(Items from a dataset)
•••
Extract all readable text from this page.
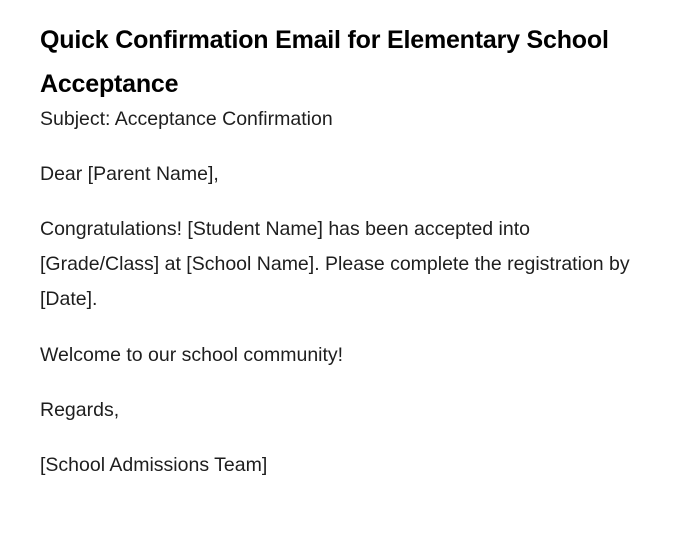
Quick Confirmation Email for Elementary School Acceptance

Subject: Acceptance Confirmation

Dear [Parent Name],

Congratulations! [Student Name] has been accepted into [Grade/Class] at [School Name]. Please complete the registration by [Date].

Welcome to our school community!

Regards,

[School Admissions Team]
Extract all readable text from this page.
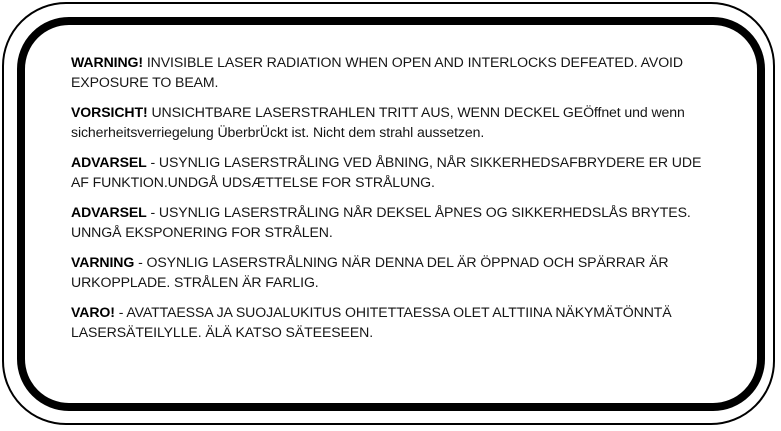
WARNING! INVISIBLE LASER RADIATION WHEN OPEN AND INTERLOCKS DEFEATED. AVOID EXPOSURE TO BEAM.

VORSICHT! UNSICHTBARE LASERSTRAHLEN TRITT AUS, WENN DECKEL GEÖffnet und wenn sicherheitsverriegelung ÜberbrÜckt ist. Nicht dem strahl aussetzen.

ADVARSEL - USYNLIG LASERSTRÅLING VED ÅBNING, NÅR SIKKERHEDSAFBRYDERE ER UDE AF FUNKTION.UNDGÅ UDSÆTTELSE FOR STRÅLUNG.

ADVARSEL - USYNLIG LASERSTRÅLING NÅR DEKSEL ÅPNES OG SIKKERHEDSLÅS BRYTES. UNNGÅ EKSPONERING FOR STRÅLEN.

VARNING - OSYNLIG LASERSTRÅLNING NÄR DENNA DEL ÄR ÖPPNAD OCH SPÄRRAR ÄR URKOPPLADE. STRÅLEN ÄR FARLIG.

VARO! - AVATTAESSA JA SUOJALUKITUS OHITETTAESSA OLET ALTTIINA NÄKYMÄTÖNNTÄ LASERSÄTEILYLLE. ÄLÄ KATSO SÄTEESEEN.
•••
> **Requirements**: In the copy, include no pictures; restate the listing above exactly.

> **Expected output**:
Extract all readable text from this page.
Quick Confirmation Email for Elementary School Acceptance

Subject: Acceptance Confirmation

Dear [Parent Name],

Congratulations! [Student Name] has been accepted into [Grade/Class] at [School Name]. Please complete the registration by [Date].

Welcome to our school community!

Regards,

[School Admissions Team]
Extract all readable text from this page.
WARNING! INVISIBLE LASER RADIATION WHEN OPEN AND INTERLOCKS DEFEATED. AVOID EXPOSURE TO BEAM.

VORSICHT! UNSICHTBARE LASERSTRAHLEN TRITT AUS, WENN DECKEL GEÖffnet und wenn sicherheitsverriegelung ÜberbrÜckt ist. Nicht dem strahl aussetzen.

ADVARSEL - USYNLIG LASERSTRÅLING VED ÅBNING, NÅR SIKKERHEDSAFBRYDERE ER UDE AF FUNKTION.UNDGÅ UDSÆTTELSE FOR STRÅLUNG.

ADVARSEL - USYNLIG LASERSTRÅLING NÅR DEKSEL ÅPNES OG SIKKERHEDSLÅS BRYTES. UNNGÅ EKSPONERING FOR STRÅLEN.

VARNING - OSYNLIG LASERSTRÅLNING NÄR DENNA DEL ÄR ÖPPNAD OCH SPÄRRAR ÄR URKOPPLADE. STRÅLEN ÄR FARLIG.

VARO! - AVATTAESSA JA SUOJALUKITUS OHITETTAESSA OLET ALTTIINA NÄKYMÄTÖNNTÄ LASERSÄTEILYLLE. ÄLÄ KATSO SÄTEESEEN.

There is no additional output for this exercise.